BEGIN Stored data

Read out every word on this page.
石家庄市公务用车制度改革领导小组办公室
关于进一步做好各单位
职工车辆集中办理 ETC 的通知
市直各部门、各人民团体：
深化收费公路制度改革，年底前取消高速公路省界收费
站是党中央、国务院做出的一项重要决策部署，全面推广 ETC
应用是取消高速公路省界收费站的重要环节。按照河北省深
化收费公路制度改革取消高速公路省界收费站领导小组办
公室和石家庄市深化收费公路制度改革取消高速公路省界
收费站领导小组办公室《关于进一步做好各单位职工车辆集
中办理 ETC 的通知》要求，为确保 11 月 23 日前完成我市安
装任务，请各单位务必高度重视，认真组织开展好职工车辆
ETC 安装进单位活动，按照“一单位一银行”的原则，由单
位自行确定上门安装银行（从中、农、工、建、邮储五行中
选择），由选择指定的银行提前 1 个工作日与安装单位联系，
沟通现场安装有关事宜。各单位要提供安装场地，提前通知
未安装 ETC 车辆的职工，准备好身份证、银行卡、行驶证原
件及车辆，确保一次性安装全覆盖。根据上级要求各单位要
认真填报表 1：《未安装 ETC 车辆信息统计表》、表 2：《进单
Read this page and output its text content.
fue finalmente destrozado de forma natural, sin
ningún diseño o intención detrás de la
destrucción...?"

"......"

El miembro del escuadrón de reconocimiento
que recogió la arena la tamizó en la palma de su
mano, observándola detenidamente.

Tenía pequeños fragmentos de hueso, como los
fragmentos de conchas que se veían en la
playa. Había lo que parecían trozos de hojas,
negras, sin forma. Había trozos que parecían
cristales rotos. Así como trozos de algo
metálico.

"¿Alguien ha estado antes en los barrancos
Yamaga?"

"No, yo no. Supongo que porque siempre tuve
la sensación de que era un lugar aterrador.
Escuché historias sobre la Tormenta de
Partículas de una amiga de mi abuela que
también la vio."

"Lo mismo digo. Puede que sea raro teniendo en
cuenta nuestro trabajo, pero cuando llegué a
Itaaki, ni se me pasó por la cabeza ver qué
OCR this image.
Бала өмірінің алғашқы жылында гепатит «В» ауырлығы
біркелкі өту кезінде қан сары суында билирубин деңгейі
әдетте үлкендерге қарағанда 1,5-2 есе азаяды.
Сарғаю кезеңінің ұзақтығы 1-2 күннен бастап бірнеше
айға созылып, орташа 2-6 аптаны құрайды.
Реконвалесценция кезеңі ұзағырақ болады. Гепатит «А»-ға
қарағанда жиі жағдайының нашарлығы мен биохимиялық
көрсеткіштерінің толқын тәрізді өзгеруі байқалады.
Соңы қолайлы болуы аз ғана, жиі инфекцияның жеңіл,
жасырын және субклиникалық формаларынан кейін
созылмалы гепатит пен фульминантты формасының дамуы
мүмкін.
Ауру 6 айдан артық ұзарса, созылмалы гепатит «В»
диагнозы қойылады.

END Stored data

--- The request ---
Copy all the lines above that hold the string "trozos".

--- Result of the exercise ---
playa. Había lo que parecían trozos de hojas,
negras, sin forma. Había trozos que parecían
cristales rotos. Así como trozos de algo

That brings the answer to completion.